Any definition of social entrepreneurship should reflect the need for a substitute for the market discipline that works for business entrepreneurs. We cannot assume that market discipline will automatically weed out social ventures that are not effectively and efficiently utilizing resources.

The following definition combines an emphasis on discipline and accountability with the notions of value creation taken from Say, innovation and change agents from Schumpeter, pursuit of opportunity from Peter F. Drucker, and resourcefulness from Stevenson.

In brief, this definition can be stated as follows:

(i) Social entrepreneurship is when “A person who pursues an innovative idea with the potential to solve a community problem. These individuals are willing to take on the risk and effort to create positive changes in society through their initiatives”,

(ii) As Adam Smith explained in “The Wealth of Nations” (1776), “It is not from the benevolence of the butcher, the brewer, or the baker that we expect our dinner, but from their regard to their own self- interest.” Smith believed that when individuals pursued their own best interests, they would be guided toward decisions that benefited others. The baker, for example, wants to earn a living to support his family. To accomplish this, he produces a product, bread that feeds and nourishes hundreds of people”,

(iii) According to Jean-Baptiste Say (1767-1832), a French economist, defined a social entrepreneur as “a person who “undertakes” an idea and shifts perspectives in a way that alters the effect that an idea has on society. An entrepreneur is further defined by Say as someone who “shifts economic resources out of an area of lower and into an area of higher productivity and greater yield.”

|---|

> **Requests**
A) Rewrite the passage on social entrepreneurship between "The following definition" and "resourcefulness from Stevenson.", inclusive, swapping "resourcefulness" for "ingenuity".
B) Decide whether each statement agrees with the passage on social entrepreneurship, answering yes or no and quoting the deciding words.
(i) Jean-Baptiste Say was a French economist.
(ii) "The Wealth of Nations" came out in 1776.
(iii) Market discipline can be counted on to weed out social ventures that use resources poorly.
C) Answer these questions using the passage on social entrepreneurship.
(i) Whose idea of pursuit of opportunity does the definition draw on?
(ii) What product does the baker make?
(iii) According to Say, into what kind of area does an entrepreneur shift economic resources?

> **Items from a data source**
|---|

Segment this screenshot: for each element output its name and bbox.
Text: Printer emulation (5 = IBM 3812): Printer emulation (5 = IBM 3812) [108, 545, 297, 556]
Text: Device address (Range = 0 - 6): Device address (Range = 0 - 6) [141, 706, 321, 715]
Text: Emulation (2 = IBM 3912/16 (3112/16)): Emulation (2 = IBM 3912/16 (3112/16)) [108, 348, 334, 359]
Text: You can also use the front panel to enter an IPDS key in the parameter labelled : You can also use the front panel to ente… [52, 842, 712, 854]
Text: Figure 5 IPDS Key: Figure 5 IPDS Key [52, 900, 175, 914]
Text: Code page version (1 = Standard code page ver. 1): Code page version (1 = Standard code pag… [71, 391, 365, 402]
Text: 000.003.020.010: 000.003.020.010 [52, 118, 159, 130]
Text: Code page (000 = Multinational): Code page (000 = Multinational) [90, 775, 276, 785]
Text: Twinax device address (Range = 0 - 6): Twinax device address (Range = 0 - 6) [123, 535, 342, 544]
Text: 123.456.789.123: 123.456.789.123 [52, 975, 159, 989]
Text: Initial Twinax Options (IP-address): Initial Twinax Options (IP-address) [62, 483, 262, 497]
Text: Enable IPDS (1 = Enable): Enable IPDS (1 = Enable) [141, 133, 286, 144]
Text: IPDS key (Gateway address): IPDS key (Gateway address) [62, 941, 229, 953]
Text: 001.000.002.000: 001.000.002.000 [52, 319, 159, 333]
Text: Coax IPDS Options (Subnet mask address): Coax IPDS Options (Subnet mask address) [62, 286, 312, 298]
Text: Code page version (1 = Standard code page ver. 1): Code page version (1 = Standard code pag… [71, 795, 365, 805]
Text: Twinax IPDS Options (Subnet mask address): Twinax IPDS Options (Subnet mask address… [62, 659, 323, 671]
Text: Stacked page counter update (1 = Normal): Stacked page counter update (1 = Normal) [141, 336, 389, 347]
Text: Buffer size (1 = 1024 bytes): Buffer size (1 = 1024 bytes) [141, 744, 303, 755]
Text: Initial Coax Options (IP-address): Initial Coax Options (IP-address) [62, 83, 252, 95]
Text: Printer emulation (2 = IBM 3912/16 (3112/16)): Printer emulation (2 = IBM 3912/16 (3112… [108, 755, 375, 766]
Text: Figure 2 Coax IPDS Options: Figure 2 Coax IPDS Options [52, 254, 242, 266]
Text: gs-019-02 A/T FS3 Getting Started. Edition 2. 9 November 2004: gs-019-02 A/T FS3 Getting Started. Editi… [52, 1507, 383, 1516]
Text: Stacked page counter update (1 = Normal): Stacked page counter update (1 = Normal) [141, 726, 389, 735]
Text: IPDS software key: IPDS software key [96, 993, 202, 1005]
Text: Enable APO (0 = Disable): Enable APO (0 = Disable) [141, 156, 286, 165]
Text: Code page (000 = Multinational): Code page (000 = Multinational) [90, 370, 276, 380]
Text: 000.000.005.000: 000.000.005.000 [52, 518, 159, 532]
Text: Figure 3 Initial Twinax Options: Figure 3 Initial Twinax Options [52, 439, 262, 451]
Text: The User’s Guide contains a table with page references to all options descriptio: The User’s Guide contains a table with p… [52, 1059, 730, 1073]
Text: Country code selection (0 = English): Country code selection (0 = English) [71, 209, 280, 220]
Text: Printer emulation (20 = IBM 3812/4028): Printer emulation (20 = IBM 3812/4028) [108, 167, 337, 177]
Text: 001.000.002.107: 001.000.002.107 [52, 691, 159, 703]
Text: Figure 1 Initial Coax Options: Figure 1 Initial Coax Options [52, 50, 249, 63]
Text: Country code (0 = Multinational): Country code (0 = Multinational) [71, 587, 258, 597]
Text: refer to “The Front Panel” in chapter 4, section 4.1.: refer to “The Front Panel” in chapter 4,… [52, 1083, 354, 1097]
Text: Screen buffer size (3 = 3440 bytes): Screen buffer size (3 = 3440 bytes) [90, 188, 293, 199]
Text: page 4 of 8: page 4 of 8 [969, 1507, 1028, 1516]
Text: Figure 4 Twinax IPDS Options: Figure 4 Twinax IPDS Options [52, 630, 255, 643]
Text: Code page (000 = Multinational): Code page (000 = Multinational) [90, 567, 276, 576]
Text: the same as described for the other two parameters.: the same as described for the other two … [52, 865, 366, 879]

|---|

> **The results**
A)
The following definition combines an emphasis on discipline and accountability with the notions of value creation taken from Say, innovation and change agents from Schumpeter, pursuit of opportunity from Peter F. Drucker, and ingenuity from Stevenson.

B)
(i) Yes: "Jean-Baptiste Say (1767-1832), a French economist"
(ii) Yes: "“The Wealth of Nations” (1776)"
(iii) No: "We cannot assume that market discipline will automatically weed out social ventures that are not effectively and efficiently utilizing resources."

C)
(i) Peter F. Drucker's.
(ii) Bread.
(iii) An area of higher productivity and greater yield.